(Data records)
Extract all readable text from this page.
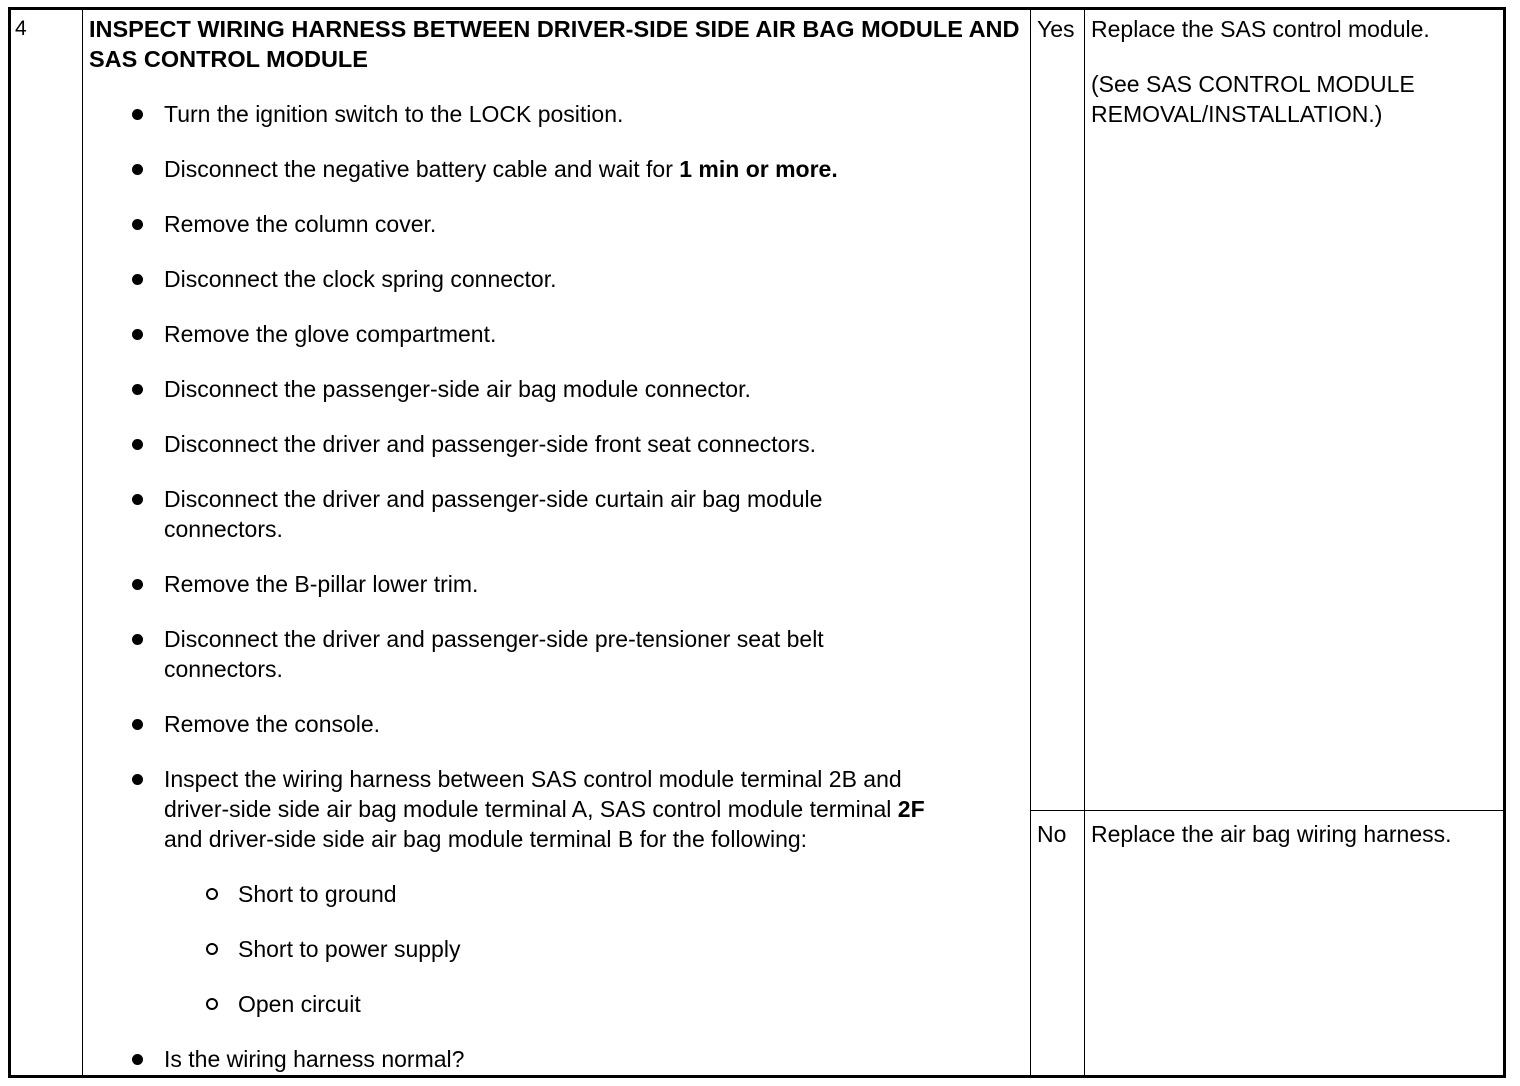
4	INSPECT WIRING HARNESS BETWEEN DRIVER-SIDE SIDE AIR BAG MODULE AND SAS CONTROL MODULE
Turn the ignition switch to the LOCK position.
Disconnect the negative battery cable and wait for 1 min or more.
Remove the column cover.
Disconnect the clock spring connector.
Remove the glove compartment.
Disconnect the passenger-side air bag module connector.
Disconnect the driver and passenger-side front seat connectors.
Disconnect the driver and passenger-side curtain air bag module
connectors.
Remove the B-pillar lower trim.
Disconnect the driver and passenger-side pre-tensioner seat belt
connectors.
Remove the console.
Inspect the wiring harness between SAS control module terminal 2B and
driver-side side air bag module terminal A, SAS control module terminal 2F
and driver-side side air bag module terminal B for the following:
Short to ground
Short to power supply
Open circuit
Is the wiring harness normal?
Yes Replace the SAS control module.
(See SAS CONTROL MODULE
REMOVAL/INSTALLATION.)
No Replace the air bag wiring harness.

## Stated problem
Identify the lines in the entries that hold "terminal" and return each one.

## Worked answer
Inspect the wiring harness between SAS control module terminal 2B and
driver-side side air bag module terminal A, SAS control module terminal 2F
and driver-side side air bag module terminal B for the following:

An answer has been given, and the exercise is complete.